SHORT TASK
Copy every entry precisely.

[Data entries]
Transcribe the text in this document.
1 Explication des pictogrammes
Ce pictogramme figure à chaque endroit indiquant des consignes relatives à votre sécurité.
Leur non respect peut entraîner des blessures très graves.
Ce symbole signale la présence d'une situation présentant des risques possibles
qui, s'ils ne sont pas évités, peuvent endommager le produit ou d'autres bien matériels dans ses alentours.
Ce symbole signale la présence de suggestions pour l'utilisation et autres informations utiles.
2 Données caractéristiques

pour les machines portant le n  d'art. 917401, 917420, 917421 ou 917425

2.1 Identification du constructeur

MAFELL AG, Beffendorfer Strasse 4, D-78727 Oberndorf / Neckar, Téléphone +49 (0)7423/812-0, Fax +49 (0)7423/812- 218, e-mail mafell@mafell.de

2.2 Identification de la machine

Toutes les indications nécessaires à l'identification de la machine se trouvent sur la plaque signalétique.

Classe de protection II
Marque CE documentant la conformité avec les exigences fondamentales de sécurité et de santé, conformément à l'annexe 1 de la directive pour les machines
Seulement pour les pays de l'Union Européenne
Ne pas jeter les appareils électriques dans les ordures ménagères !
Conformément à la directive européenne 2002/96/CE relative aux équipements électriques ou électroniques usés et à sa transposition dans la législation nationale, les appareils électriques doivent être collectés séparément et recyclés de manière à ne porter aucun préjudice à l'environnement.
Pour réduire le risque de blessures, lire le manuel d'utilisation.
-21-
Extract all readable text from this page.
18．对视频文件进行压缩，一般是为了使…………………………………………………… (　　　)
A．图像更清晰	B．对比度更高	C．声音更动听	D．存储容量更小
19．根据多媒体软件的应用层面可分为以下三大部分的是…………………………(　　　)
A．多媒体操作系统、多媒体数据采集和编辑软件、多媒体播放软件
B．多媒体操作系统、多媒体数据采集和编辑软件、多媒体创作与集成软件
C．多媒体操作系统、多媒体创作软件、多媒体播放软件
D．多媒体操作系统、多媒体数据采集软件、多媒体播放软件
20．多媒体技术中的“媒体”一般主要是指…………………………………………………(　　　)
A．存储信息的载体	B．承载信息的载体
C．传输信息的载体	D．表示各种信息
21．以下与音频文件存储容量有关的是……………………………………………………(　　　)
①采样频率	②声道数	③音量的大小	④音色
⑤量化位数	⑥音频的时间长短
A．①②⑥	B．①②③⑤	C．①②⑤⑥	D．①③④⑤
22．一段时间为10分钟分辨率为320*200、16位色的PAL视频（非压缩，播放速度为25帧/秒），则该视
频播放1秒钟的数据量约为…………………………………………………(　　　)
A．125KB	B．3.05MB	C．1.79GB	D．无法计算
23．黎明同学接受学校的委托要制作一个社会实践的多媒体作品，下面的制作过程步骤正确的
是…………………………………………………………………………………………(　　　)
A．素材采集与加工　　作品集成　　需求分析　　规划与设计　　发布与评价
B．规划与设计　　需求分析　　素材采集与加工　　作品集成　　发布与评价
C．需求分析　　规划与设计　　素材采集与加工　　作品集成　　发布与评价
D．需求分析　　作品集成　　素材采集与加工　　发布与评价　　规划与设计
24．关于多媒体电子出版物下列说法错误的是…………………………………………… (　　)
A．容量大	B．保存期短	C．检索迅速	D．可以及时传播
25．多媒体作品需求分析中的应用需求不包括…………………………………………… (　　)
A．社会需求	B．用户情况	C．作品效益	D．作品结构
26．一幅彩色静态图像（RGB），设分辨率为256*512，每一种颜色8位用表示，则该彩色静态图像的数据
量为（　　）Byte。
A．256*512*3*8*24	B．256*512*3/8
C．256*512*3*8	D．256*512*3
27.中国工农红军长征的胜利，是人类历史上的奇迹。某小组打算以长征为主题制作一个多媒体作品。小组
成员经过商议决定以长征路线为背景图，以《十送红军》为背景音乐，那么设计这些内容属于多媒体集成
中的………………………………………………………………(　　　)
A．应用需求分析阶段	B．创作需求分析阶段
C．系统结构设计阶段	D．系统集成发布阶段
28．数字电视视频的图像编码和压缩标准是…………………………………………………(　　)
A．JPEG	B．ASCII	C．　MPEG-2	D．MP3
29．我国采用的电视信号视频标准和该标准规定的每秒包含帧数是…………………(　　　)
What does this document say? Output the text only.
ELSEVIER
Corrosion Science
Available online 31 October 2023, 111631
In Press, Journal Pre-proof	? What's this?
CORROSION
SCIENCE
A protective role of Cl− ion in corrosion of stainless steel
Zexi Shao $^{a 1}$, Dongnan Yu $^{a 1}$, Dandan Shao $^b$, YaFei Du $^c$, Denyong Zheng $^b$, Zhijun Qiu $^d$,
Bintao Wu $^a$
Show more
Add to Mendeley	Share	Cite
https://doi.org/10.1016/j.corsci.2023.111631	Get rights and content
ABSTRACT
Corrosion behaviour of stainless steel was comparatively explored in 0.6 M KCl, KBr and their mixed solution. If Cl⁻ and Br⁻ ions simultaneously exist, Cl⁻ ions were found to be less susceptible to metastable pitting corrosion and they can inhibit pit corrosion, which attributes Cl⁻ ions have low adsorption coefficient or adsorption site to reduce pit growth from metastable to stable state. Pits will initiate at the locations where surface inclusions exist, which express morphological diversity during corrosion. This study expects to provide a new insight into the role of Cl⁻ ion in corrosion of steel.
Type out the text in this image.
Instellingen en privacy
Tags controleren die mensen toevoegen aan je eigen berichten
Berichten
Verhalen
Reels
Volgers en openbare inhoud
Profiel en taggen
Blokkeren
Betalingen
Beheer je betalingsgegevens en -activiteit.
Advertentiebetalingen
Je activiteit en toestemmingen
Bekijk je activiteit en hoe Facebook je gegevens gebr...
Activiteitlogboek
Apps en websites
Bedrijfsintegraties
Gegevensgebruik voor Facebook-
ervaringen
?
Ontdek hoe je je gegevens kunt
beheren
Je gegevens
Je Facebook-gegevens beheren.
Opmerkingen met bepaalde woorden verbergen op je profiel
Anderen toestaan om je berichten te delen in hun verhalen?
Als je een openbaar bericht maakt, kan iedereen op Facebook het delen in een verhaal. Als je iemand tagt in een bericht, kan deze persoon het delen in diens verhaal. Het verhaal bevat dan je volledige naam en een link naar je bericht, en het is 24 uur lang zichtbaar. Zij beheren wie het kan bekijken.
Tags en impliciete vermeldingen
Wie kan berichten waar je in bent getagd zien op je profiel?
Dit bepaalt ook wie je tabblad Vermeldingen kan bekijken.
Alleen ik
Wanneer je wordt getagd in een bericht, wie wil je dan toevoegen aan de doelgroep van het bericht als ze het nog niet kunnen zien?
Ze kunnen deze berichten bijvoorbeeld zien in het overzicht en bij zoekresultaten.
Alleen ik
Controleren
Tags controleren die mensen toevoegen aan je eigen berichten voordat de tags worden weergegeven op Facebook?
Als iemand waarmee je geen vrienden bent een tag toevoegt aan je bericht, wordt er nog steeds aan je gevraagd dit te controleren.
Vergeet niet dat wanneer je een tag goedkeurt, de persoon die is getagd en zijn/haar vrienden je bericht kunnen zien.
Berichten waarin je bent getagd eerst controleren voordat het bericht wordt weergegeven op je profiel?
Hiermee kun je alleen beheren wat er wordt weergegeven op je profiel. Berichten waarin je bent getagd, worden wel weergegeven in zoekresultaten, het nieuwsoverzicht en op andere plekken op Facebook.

OUTPUT FOR THIS TASK
Transcribe the text in this document.
1 Explication des pictogrammes
Ce pictogramme figure à chaque endroit indiquant des consignes relatives à votre sécurité.
Leur non respect peut entraîner des blessures très graves.
Ce symbole signale la présence d'une situation présentant des risques possibles
qui, s'ils ne sont pas évités, peuvent endommager le produit ou d'autres bien matériels dans ses alentours.
Ce symbole signale la présence de suggestions pour l'utilisation et autres informations utiles.
2 Données caractéristiques

pour les machines portant le n  d'art. 917401, 917420, 917421 ou 917425

2.1 Identification du constructeur

MAFELL AG, Beffendorfer Strasse 4, D-78727 Oberndorf / Neckar, Téléphone +49 (0)7423/812-0, Fax +49 (0)7423/812- 218, e-mail mafell@mafell.de

2.2 Identification de la machine

Toutes les indications nécessaires à l'identification de la machine se trouvent sur la plaque signalétique.

Classe de protection II
Marque CE documentant la conformité avec les exigences fondamentales de sécurité et de santé, conformément à l'annexe 1 de la directive pour les machines
Seulement pour les pays de l'Union Européenne
Ne pas jeter les appareils électriques dans les ordures ménagères !
Conformément à la directive européenne 2002/96/CE relative aux équipements électriques ou électroniques usés et à sa transposition dans la législation nationale, les appareils électriques doivent être collectés séparément et recyclés de manière à ne porter aucun préjudice à l'environnement.
Pour réduire le risque de blessures, lire le manuel d'utilisation.
-21-
Extract all readable text from this page.
18．对视频文件进行压缩，一般是为了使…………………………………………………… (　　　)
A．图像更清晰	B．对比度更高	C．声音更动听	D．存储容量更小
19．根据多媒体软件的应用层面可分为以下三大部分的是…………………………(　　　)
A．多媒体操作系统、多媒体数据采集和编辑软件、多媒体播放软件
B．多媒体操作系统、多媒体数据采集和编辑软件、多媒体创作与集成软件
C．多媒体操作系统、多媒体创作软件、多媒体播放软件
D．多媒体操作系统、多媒体数据采集软件、多媒体播放软件
20．多媒体技术中的“媒体”一般主要是指…………………………………………………(　　　)
A．存储信息的载体	B．承载信息的载体
C．传输信息的载体	D．表示各种信息
21．以下与音频文件存储容量有关的是……………………………………………………(　　　)
①采样频率	②声道数	③音量的大小	④音色
⑤量化位数	⑥音频的时间长短
A．①②⑥	B．①②③⑤	C．①②⑤⑥	D．①③④⑤
22．一段时间为10分钟分辨率为320*200、16位色的PAL视频（非压缩，播放速度为25帧/秒），则该视
频播放1秒钟的数据量约为…………………………………………………(　　　)
A．125KB	B．3.05MB	C．1.79GB	D．无法计算
23．黎明同学接受学校的委托要制作一个社会实践的多媒体作品，下面的制作过程步骤正确的
是…………………………………………………………………………………………(　　　)
A．素材采集与加工　　作品集成　　需求分析　　规划与设计　　发布与评价
B．规划与设计　　需求分析　　素材采集与加工　　作品集成　　发布与评价
C．需求分析　　规划与设计　　素材采集与加工　　作品集成　　发布与评价
D．需求分析　　作品集成　　素材采集与加工　　发布与评价　　规划与设计
24．关于多媒体电子出版物下列说法错误的是…………………………………………… (　　)
A．容量大	B．保存期短	C．检索迅速	D．可以及时传播
25．多媒体作品需求分析中的应用需求不包括…………………………………………… (　　)
A．社会需求	B．用户情况	C．作品效益	D．作品结构
26．一幅彩色静态图像（RGB），设分辨率为256*512，每一种颜色8位用表示，则该彩色静态图像的数据
量为（　　）Byte。
A．256*512*3*8*24	B．256*512*3/8
C．256*512*3*8	D．256*512*3
27.中国工农红军长征的胜利，是人类历史上的奇迹。某小组打算以长征为主题制作一个多媒体作品。小组
成员经过商议决定以长征路线为背景图，以《十送红军》为背景音乐，那么设计这些内容属于多媒体集成
中的………………………………………………………………(　　　)
A．应用需求分析阶段	B．创作需求分析阶段
C．系统结构设计阶段	D．系统集成发布阶段
28．数字电视视频的图像编码和压缩标准是…………………………………………………(　　)
A．JPEG	B．ASCII	C．　MPEG-2	D．MP3
29．我国采用的电视信号视频标准和该标准规定的每秒包含帧数是…………………(　　　)
What does this document say? Output the text only.
ELSEVIER
Corrosion Science
Available online 31 October 2023, 111631
In Press, Journal Pre-proof	? What's this?
CORROSION
SCIENCE
A protective role of Cl− ion in corrosion of stainless steel
Zexi Shao $^{a 1}$, Dongnan Yu $^{a 1}$, Dandan Shao $^b$, YaFei Du $^c$, Denyong Zheng $^b$, Zhijun Qiu $^d$,
Bintao Wu $^a$
Show more
Add to Mendeley	Share	Cite
https://doi.org/10.1016/j.corsci.2023.111631	Get rights and content
ABSTRACT
Corrosion behaviour of stainless steel was comparatively explored in 0.6 M KCl, KBr and their mixed solution. If Cl⁻ and Br⁻ ions simultaneously exist, Cl⁻ ions were found to be less susceptible to metastable pitting corrosion and they can inhibit pit corrosion, which attributes Cl⁻ ions have low adsorption coefficient or adsorption site to reduce pit growth from metastable to stable state. Pits will initiate at the locations where surface inclusions exist, which express morphological diversity during corrosion. This study expects to provide a new insight into the role of Cl⁻ ion in corrosion of steel.
Type out the text in this image.
Instellingen en privacy
Tags controleren die mensen toevoegen aan je eigen berichten
Berichten
Verhalen
Reels
Volgers en openbare inhoud
Profiel en taggen
Blokkeren
Betalingen
Beheer je betalingsgegevens en -activiteit.
Advertentiebetalingen
Je activiteit en toestemmingen
Bekijk je activiteit en hoe Facebook je gegevens gebr...
Activiteitlogboek
Apps en websites
Bedrijfsintegraties
Gegevensgebruik voor Facebook-
ervaringen
?
Ontdek hoe je je gegevens kunt
beheren
Je gegevens
Je Facebook-gegevens beheren.
Opmerkingen met bepaalde woorden verbergen op je profiel
Anderen toestaan om je berichten te delen in hun verhalen?
Als je een openbaar bericht maakt, kan iedereen op Facebook het delen in een verhaal. Als je iemand tagt in een bericht, kan deze persoon het delen in diens verhaal. Het verhaal bevat dan je volledige naam en een link naar je bericht, en het is 24 uur lang zichtbaar. Zij beheren wie het kan bekijken.
Tags en impliciete vermeldingen
Wie kan berichten waar je in bent getagd zien op je profiel?
Dit bepaalt ook wie je tabblad Vermeldingen kan bekijken.
Alleen ik
Wanneer je wordt getagd in een bericht, wie wil je dan toevoegen aan de doelgroep van het bericht als ze het nog niet kunnen zien?
Ze kunnen deze berichten bijvoorbeeld zien in het overzicht en bij zoekresultaten.
Alleen ik
Controleren
Tags controleren die mensen toevoegen aan je eigen berichten voordat de tags worden weergegeven op Facebook?
Als iemand waarmee je geen vrienden bent een tag toevoegt aan je bericht, wordt er nog steeds aan je gevraagd dit te controleren.
Vergeet niet dat wanneer je een tag goedkeurt, de persoon die is getagd en zijn/haar vrienden je bericht kunnen zien.
Berichten waarin je bent getagd eerst controleren voordat het bericht wordt weergegeven op je profiel?
Hiermee kun je alleen beheren wat er wordt weergegeven op je profiel. Berichten waarin je bent getagd, worden wel weergegeven in zoekresultaten, het nieuwsoverzicht en op andere plekken op Facebook.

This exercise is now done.